▶ _DO THIS_
Find the word "HDFS" in the material below and gather every line that contains it.

▶ _DATA FOR THIS TASK_
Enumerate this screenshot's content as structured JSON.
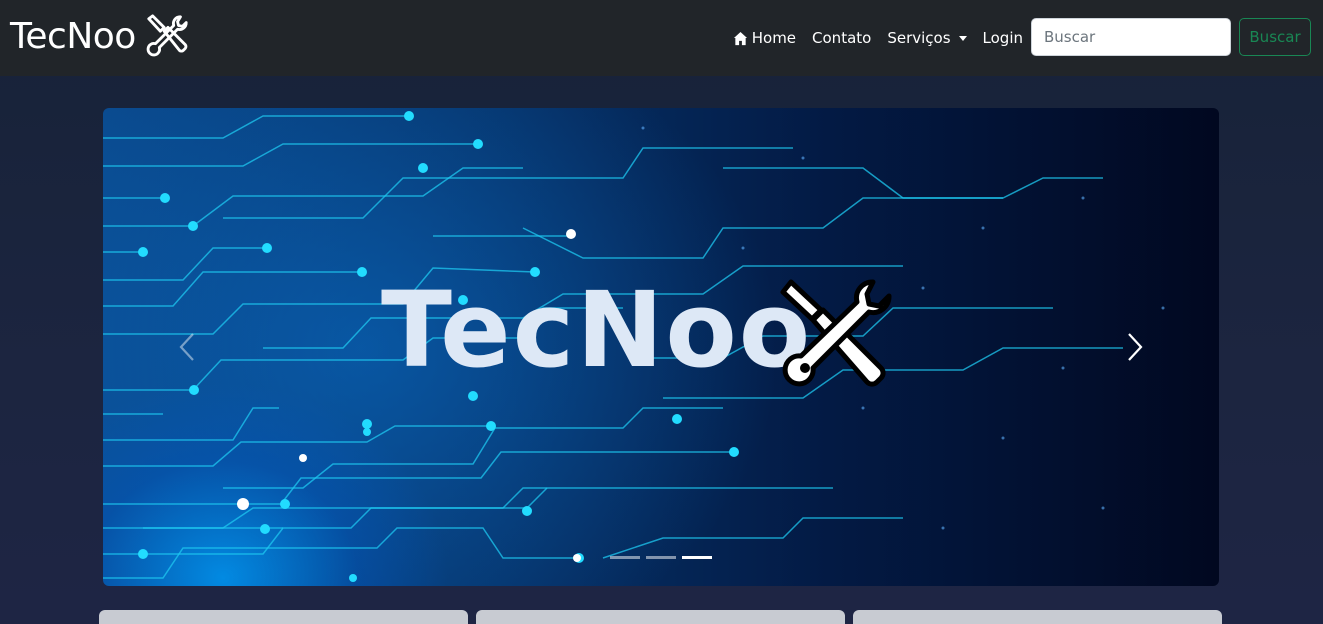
{
  "navbar": {
    "brand": "TecNoo",
    "brand_icon": "wrench-screwdriver-icon",
    "links": [
      {
        "label": "Home",
        "icon": "home-icon"
      },
      {
        "label": "Contato"
      },
      {
        "label": "Serviços",
        "dropdown": true
      },
      {
        "label": "Login"
      }
    ],
    "search": {
      "placeholder": "Buscar",
      "value": "",
      "button_label": "Buscar"
    }
  },
  "carousel": {
    "slide_title": "TecNoo",
    "slide_icon": "wrench-screwdriver-icon",
    "active_slide": 3,
    "slide_count": 3,
    "prev_icon": "chevron-left-icon",
    "next_icon": "chevron-right-icon"
  },
  "cards": [
    {},
    {},
    {}
  ],
  "colors": {
    "navbar_bg": "#212529",
    "page_bg": "#1c2540",
    "search_button": "#198754",
    "circuit": "#1ec8f0"
  }
}
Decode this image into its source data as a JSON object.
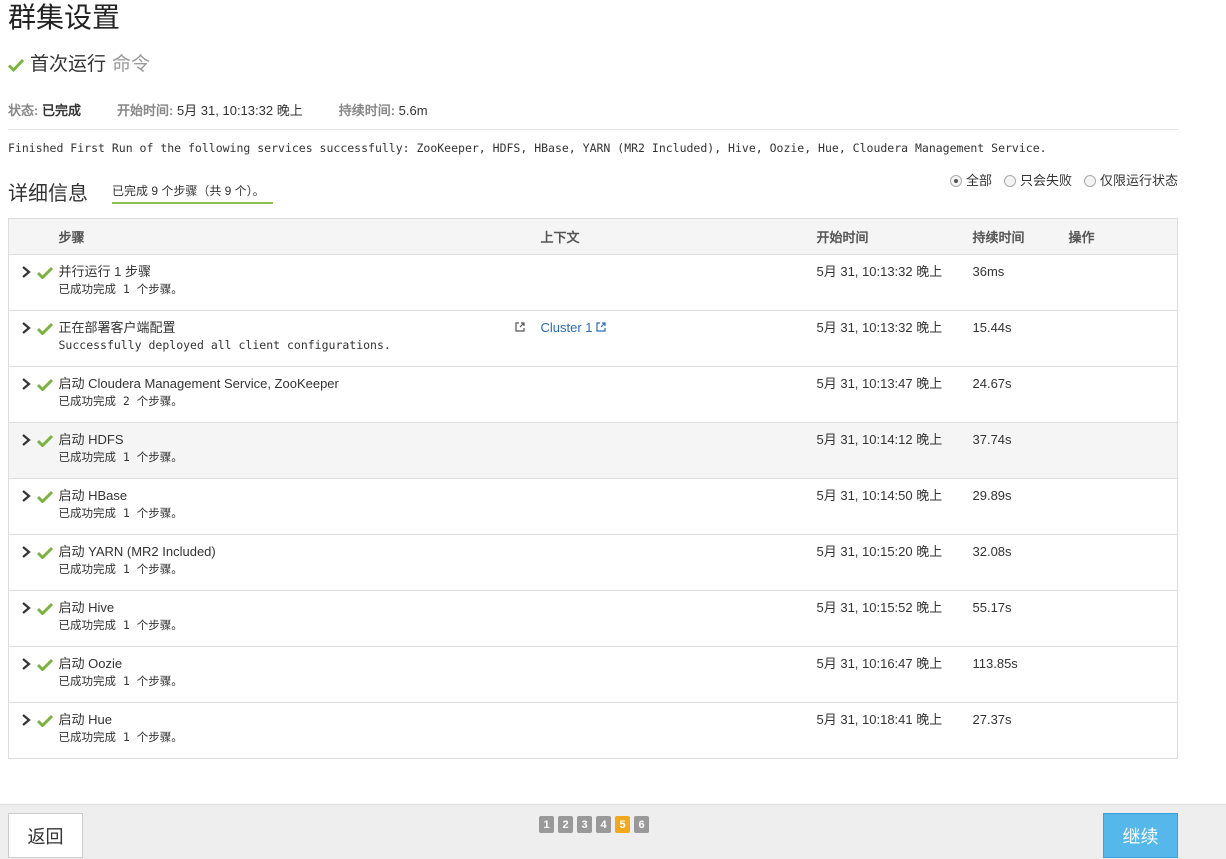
{
  "title": "群集设置",
  "command": {
    "name": "首次运行",
    "suffix": "命令"
  },
  "meta": {
    "status_label": "状态:",
    "status_value": "已完成",
    "start_label": "开始时间:",
    "start_value": "5月 31, 10:13:32 晚上",
    "duration_label": "持续时间:",
    "duration_value": "5.6m"
  },
  "result_message": "Finished First Run of the following services successfully: ZooKeeper, HDFS, HBase, YARN (MR2 Included), Hive, Oozie, Hue, Cloudera Management Service.",
  "details": {
    "heading": "详细信息",
    "progress": "已完成 9 个步骤（共 9 个）。",
    "filters": [
      {
        "label": "全部",
        "selected": true
      },
      {
        "label": "只会失败",
        "selected": false
      },
      {
        "label": "仅限运行状态",
        "selected": false
      }
    ]
  },
  "table": {
    "headers": {
      "step": "步骤",
      "context": "上下文",
      "start": "开始时间",
      "duration": "持续时间",
      "actions": "操作"
    },
    "rows": [
      {
        "name": "并行运行 1 步骤",
        "desc": "已成功完成 1 个步骤。",
        "context": "",
        "start": "5月 31, 10:13:32 晚上",
        "duration": "36ms"
      },
      {
        "name": "正在部署客户端配置",
        "desc": "Successfully deployed all client configurations.",
        "context": "Cluster 1",
        "start": "5月 31, 10:13:32 晚上",
        "duration": "15.44s"
      },
      {
        "name": "启动 Cloudera Management Service, ZooKeeper",
        "desc": "已成功完成 2 个步骤。",
        "context": "",
        "start": "5月 31, 10:13:47 晚上",
        "duration": "24.67s"
      },
      {
        "name": "启动 HDFS",
        "desc": "已成功完成 1 个步骤。",
        "context": "",
        "start": "5月 31, 10:14:12 晚上",
        "duration": "37.74s"
      },
      {
        "name": "启动 HBase",
        "desc": "已成功完成 1 个步骤。",
        "context": "",
        "start": "5月 31, 10:14:50 晚上",
        "duration": "29.89s"
      },
      {
        "name": "启动 YARN (MR2 Included)",
        "desc": "已成功完成 1 个步骤。",
        "context": "",
        "start": "5月 31, 10:15:20 晚上",
        "duration": "32.08s"
      },
      {
        "name": "启动 Hive",
        "desc": "已成功完成 1 个步骤。",
        "context": "",
        "start": "5月 31, 10:15:52 晚上",
        "duration": "55.17s"
      },
      {
        "name": "启动 Oozie",
        "desc": "已成功完成 1 个步骤。",
        "context": "",
        "start": "5月 31, 10:16:47 晚上",
        "duration": "113.85s"
      },
      {
        "name": "启动 Hue",
        "desc": "已成功完成 1 个步骤。",
        "context": "",
        "start": "5月 31, 10:18:41 晚上",
        "duration": "27.37s"
      }
    ]
  },
  "footer": {
    "back_label": "返回",
    "next_label": "继续",
    "pages": [
      "1",
      "2",
      "3",
      "4",
      "5",
      "6"
    ],
    "current_page": "5"
  },
  "colors": {
    "check": "#7cb342",
    "accent": "#55b7ea",
    "current_page": "#f2a81e",
    "link": "#2a6bb8"
  }
}
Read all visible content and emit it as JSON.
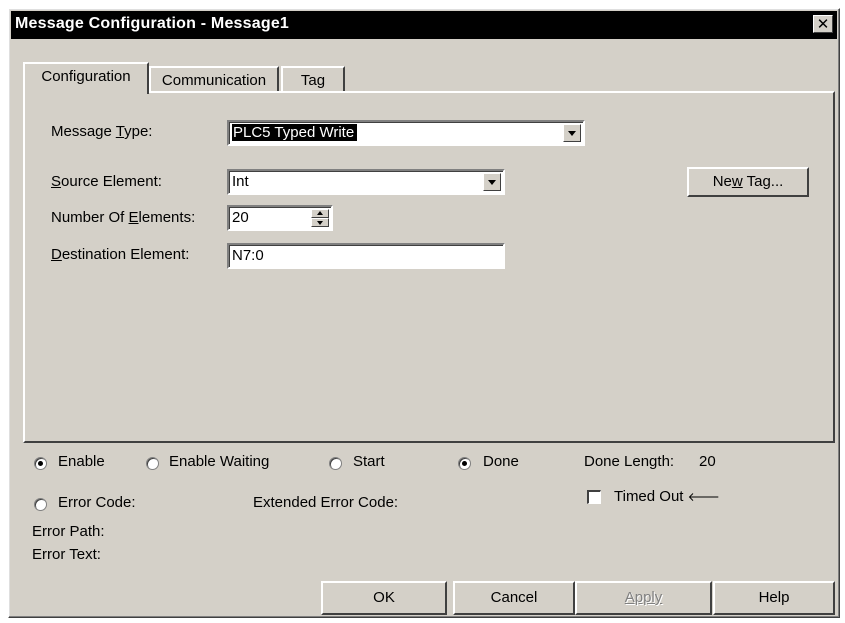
{
  "window": {
    "title": "Message Configuration - Message1",
    "close_glyph": "✕"
  },
  "tabs": [
    {
      "label": "Configuration",
      "active": true
    },
    {
      "label": "Communication",
      "active": false
    },
    {
      "label": "Tag",
      "active": false
    }
  ],
  "form": {
    "message_type": {
      "label_pre": "Message ",
      "label_mnemonic": "T",
      "label_post": "ype:",
      "value": "PLC5 Typed Write"
    },
    "source_element": {
      "label_pre": "",
      "label_mnemonic": "S",
      "label_post": "ource Element:",
      "value": "Int"
    },
    "number_of_elements": {
      "label_pre": "Number Of ",
      "label_mnemonic": "E",
      "label_post": "lements:",
      "value": "20"
    },
    "destination_element": {
      "label_pre": "",
      "label_mnemonic": "D",
      "label_post": "estination Element:",
      "value": "N7:0"
    },
    "new_tag_button": {
      "pre": "Ne",
      "mnemonic": "w",
      "post": " Tag..."
    }
  },
  "status": {
    "enable": {
      "label": "Enable",
      "selected": true
    },
    "enable_waiting": {
      "label": "Enable Waiting",
      "selected": false
    },
    "start": {
      "label": "Start",
      "selected": false
    },
    "done": {
      "label": "Done",
      "selected": true
    },
    "done_length_label": "Done Length:",
    "done_length_value": "20",
    "error_code": {
      "label": "Error Code:",
      "selected": false
    },
    "extended_error_code_label": "Extended Error Code:",
    "timed_out": {
      "label": "Timed Out",
      "checked": false,
      "arrow": "🡐"
    },
    "error_path_label": "Error Path:",
    "error_text_label": "Error Text:"
  },
  "buttons": {
    "ok": "OK",
    "cancel": "Cancel",
    "apply": "Apply",
    "help": "Help"
  }
}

▶ _TASK OUTPUT_
  "result_message": "Finished First Run of the following services successfully: ZooKeeper, HDFS, HBase, YARN (MR2 Included), Hive, Oozie, Hue, Cloudera Management Service.",
        "name": "启动 HDFS",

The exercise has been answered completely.